◆ TASK REQUIREMENTS
Wherever the word "收获了良师益友" turns up in a line of the entries, copy that line.

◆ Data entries

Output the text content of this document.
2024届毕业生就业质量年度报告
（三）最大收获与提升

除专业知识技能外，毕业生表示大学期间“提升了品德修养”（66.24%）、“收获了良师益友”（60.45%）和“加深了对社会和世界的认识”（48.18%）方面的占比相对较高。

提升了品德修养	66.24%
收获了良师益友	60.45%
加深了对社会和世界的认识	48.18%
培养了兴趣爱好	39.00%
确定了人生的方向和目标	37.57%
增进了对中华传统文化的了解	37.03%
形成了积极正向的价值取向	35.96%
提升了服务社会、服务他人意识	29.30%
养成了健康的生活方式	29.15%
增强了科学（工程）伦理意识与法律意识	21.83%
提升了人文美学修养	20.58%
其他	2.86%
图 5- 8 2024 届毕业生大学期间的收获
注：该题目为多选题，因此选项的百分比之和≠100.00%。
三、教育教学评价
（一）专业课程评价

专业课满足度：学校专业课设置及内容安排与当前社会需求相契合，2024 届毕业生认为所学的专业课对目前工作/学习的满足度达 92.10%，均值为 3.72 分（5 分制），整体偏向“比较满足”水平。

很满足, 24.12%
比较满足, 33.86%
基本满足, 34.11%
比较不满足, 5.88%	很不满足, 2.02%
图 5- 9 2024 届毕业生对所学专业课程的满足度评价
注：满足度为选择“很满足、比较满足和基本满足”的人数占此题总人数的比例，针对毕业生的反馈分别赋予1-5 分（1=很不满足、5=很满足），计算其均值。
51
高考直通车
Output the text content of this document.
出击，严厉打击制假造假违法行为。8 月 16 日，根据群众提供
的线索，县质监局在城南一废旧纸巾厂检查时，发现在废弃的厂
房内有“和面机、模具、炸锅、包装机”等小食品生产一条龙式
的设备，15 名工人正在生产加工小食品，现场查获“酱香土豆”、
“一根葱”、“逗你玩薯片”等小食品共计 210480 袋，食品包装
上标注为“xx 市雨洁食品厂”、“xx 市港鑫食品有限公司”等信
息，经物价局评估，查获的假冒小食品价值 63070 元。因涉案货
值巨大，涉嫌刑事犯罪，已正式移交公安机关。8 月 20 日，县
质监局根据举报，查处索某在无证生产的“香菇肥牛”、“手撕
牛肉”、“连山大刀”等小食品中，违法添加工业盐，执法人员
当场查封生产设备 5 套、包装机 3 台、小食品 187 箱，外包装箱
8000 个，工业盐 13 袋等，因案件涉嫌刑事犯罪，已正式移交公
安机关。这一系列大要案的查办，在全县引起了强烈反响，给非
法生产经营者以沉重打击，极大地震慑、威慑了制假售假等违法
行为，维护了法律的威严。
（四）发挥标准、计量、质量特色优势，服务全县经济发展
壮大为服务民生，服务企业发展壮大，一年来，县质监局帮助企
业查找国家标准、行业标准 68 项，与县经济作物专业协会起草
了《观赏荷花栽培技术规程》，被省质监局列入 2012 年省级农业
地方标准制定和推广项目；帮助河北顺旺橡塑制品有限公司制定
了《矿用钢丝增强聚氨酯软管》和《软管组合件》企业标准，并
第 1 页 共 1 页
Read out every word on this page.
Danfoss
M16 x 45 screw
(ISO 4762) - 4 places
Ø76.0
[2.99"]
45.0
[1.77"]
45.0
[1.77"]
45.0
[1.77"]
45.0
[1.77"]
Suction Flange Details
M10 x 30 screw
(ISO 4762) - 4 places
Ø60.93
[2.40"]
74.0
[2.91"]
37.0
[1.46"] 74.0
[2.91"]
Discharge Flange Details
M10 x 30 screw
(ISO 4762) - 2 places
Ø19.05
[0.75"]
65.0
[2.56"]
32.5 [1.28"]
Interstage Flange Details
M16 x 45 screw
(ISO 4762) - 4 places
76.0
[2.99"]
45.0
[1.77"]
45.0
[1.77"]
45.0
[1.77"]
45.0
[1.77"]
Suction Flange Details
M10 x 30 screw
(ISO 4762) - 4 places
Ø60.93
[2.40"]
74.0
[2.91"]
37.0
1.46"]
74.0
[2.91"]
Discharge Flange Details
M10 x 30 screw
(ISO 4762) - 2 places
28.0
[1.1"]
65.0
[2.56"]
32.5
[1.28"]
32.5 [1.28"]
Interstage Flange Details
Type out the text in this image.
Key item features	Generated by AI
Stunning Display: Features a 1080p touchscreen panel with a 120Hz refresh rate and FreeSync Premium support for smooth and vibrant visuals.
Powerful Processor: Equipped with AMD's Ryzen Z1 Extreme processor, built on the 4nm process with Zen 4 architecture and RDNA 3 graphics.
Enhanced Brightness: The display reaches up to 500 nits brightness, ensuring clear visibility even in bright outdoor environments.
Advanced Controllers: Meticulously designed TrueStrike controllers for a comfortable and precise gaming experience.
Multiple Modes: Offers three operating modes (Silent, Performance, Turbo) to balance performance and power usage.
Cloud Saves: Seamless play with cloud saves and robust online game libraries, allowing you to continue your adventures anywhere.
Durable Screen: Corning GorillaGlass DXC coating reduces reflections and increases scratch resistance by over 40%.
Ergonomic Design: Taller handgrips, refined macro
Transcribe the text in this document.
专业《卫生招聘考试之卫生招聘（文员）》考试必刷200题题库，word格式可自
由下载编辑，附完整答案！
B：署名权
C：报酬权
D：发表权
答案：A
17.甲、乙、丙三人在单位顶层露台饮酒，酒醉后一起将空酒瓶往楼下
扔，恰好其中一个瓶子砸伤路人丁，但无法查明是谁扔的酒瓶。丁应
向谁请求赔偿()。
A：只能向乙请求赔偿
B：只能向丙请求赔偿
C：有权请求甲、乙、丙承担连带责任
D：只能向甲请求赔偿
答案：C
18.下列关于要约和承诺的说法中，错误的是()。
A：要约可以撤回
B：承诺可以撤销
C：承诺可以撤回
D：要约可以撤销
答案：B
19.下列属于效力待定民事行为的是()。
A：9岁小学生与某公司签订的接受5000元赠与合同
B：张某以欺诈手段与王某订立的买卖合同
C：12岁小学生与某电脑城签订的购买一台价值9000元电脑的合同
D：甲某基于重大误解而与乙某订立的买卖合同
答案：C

◆ ANSWER TO THIS EXERCISE
除专业知识技能外，毕业生表示大学期间“提升了品德修养”（66.24%）、“收获了良师益友”（60.45%）和“加深了对社会和世界的认识”（48.18%）方面的占比相对较高。
收获了良师益友	60.45%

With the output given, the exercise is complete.